▶ **Extracted data**
====
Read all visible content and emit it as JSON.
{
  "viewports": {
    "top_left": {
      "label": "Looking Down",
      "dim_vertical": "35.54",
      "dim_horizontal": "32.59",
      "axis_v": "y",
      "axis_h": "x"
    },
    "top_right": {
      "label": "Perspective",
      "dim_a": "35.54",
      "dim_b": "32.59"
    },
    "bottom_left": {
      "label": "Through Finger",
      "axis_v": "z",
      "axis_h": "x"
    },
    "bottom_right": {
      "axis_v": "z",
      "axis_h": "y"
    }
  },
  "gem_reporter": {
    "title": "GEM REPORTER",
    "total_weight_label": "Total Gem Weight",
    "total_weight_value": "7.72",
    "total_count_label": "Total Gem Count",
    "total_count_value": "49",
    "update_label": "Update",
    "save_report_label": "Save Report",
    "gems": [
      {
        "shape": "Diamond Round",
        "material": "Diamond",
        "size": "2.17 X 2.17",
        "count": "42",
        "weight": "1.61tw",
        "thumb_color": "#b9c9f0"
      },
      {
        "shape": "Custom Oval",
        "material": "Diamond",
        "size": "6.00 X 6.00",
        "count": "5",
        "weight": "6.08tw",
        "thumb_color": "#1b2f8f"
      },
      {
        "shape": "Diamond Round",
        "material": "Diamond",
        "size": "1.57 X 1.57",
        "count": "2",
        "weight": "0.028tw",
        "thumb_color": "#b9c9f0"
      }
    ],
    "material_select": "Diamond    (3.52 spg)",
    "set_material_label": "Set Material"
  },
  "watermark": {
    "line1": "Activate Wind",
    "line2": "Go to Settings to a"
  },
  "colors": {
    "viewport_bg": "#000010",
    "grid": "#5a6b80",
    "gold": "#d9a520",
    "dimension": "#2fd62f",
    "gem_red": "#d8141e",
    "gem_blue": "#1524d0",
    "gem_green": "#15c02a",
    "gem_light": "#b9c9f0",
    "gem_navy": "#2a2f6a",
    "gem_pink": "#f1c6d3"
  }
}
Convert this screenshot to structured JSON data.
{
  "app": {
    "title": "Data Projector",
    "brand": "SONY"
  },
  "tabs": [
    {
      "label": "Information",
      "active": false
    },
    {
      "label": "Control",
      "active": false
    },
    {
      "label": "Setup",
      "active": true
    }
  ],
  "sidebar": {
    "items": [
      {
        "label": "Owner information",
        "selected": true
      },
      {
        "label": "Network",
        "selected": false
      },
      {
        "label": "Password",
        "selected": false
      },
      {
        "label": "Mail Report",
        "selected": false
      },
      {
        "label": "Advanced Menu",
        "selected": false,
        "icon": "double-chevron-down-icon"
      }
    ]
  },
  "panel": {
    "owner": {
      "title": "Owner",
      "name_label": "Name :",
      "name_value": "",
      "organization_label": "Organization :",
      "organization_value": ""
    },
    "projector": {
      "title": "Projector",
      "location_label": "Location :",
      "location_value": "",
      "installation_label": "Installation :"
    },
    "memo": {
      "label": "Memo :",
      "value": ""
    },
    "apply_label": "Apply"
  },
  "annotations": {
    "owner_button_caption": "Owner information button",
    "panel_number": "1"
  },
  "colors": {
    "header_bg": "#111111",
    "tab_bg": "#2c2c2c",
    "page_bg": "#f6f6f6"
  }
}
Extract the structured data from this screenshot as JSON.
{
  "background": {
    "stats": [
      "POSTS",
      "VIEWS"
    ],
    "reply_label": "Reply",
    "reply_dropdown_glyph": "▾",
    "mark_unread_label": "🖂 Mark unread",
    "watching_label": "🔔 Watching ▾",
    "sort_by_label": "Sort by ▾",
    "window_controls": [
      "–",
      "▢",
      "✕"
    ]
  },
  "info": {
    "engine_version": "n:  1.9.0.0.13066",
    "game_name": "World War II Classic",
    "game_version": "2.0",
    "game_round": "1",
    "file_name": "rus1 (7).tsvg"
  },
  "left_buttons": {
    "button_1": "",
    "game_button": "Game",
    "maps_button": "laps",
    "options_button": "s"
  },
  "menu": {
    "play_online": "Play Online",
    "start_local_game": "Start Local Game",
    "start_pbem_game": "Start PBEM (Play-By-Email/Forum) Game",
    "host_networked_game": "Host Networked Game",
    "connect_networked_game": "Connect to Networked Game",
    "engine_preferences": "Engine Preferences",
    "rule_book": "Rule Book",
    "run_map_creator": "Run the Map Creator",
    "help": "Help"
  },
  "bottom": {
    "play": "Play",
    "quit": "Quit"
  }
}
====
▶ **Directive**
All of the data needs to be printed once more, exactly.

▶ **Solution for this problem**
Read all visible content and emit it as JSON.
{
  "viewports": {
    "top_left": {
      "label": "Looking Down",
      "dim_vertical": "35.54",
      "dim_horizontal": "32.59",
      "axis_v": "y",
      "axis_h": "x"
    },
    "top_right": {
      "label": "Perspective",
      "dim_a": "35.54",
      "dim_b": "32.59"
    },
    "bottom_left": {
      "label": "Through Finger",
      "axis_v": "z",
      "axis_h": "x"
    },
    "bottom_right": {
      "axis_v": "z",
      "axis_h": "y"
    }
  },
  "gem_reporter": {
    "title": "GEM REPORTER",
    "total_weight_label": "Total Gem Weight",
    "total_weight_value": "7.72",
    "total_count_label": "Total Gem Count",
    "total_count_value": "49",
    "update_label": "Update",
    "save_report_label": "Save Report",
    "gems": [
      {
        "shape": "Diamond Round",
        "material": "Diamond",
        "size": "2.17 X 2.17",
        "count": "42",
        "weight": "1.61tw",
        "thumb_color": "#b9c9f0"
      },
      {
        "shape": "Custom Oval",
        "material": "Diamond",
        "size": "6.00 X 6.00",
        "count": "5",
        "weight": "6.08tw",
        "thumb_color": "#1b2f8f"
      },
      {
        "shape": "Diamond Round",
        "material": "Diamond",
        "size": "1.57 X 1.57",
        "count": "2",
        "weight": "0.028tw",
        "thumb_color": "#b9c9f0"
      }
    ],
    "material_select": "Diamond    (3.52 spg)",
    "set_material_label": "Set Material"
  },
  "watermark": {
    "line1": "Activate Wind",
    "line2": "Go to Settings to a"
  },
  "colors": {
    "viewport_bg": "#000010",
    "grid": "#5a6b80",
    "gold": "#d9a520",
    "dimension": "#2fd62f",
    "gem_red": "#d8141e",
    "gem_blue": "#1524d0",
    "gem_green": "#15c02a",
    "gem_light": "#b9c9f0",
    "gem_navy": "#2a2f6a",
    "gem_pink": "#f1c6d3"
  }
}
Convert this screenshot to structured JSON data.
{
  "app": {
    "title": "Data Projector",
    "brand": "SONY"
  },
  "tabs": [
    {
      "label": "Information",
      "active": false
    },
    {
      "label": "Control",
      "active": false
    },
    {
      "label": "Setup",
      "active": true
    }
  ],
  "sidebar": {
    "items": [
      {
        "label": "Owner information",
        "selected": true
      },
      {
        "label": "Network",
        "selected": false
      },
      {
        "label": "Password",
        "selected": false
      },
      {
        "label": "Mail Report",
        "selected": false
      },
      {
        "label": "Advanced Menu",
        "selected": false,
        "icon": "double-chevron-down-icon"
      }
    ]
  },
  "panel": {
    "owner": {
      "title": "Owner",
      "name_label": "Name :",
      "name_value": "",
      "organization_label": "Organization :",
      "organization_value": ""
    },
    "projector": {
      "title": "Projector",
      "location_label": "Location :",
      "location_value": "",
      "installation_label": "Installation :"
    },
    "memo": {
      "label": "Memo :",
      "value": ""
    },
    "apply_label": "Apply"
  },
  "annotations": {
    "owner_button_caption": "Owner information button",
    "panel_number": "1"
  },
  "colors": {
    "header_bg": "#111111",
    "tab_bg": "#2c2c2c",
    "page_bg": "#f6f6f6"
  }
}
Extract the structured data from this screenshot as JSON.
{
  "background": {
    "stats": [
      "POSTS",
      "VIEWS"
    ],
    "reply_label": "Reply",
    "reply_dropdown_glyph": "▾",
    "mark_unread_label": "🖂 Mark unread",
    "watching_label": "🔔 Watching ▾",
    "sort_by_label": "Sort by ▾",
    "window_controls": [
      "–",
      "▢",
      "✕"
    ]
  },
  "info": {
    "engine_version": "n:  1.9.0.0.13066",
    "game_name": "World War II Classic",
    "game_version": "2.0",
    "game_round": "1",
    "file_name": "rus1 (7).tsvg"
  },
  "left_buttons": {
    "button_1": "",
    "game_button": "Game",
    "maps_button": "laps",
    "options_button": "s"
  },
  "menu": {
    "play_online": "Play Online",
    "start_local_game": "Start Local Game",
    "start_pbem_game": "Start PBEM (Play-By-Email/Forum) Game",
    "host_networked_game": "Host Networked Game",
    "connect_networked_game": "Connect to Networked Game",
    "engine_preferences": "Engine Preferences",
    "rule_book": "Rule Book",
    "run_map_creator": "Run the Map Creator",
    "help": "Help"
  },
  "bottom": {
    "play": "Play",
    "quit": "Quit"
  }
}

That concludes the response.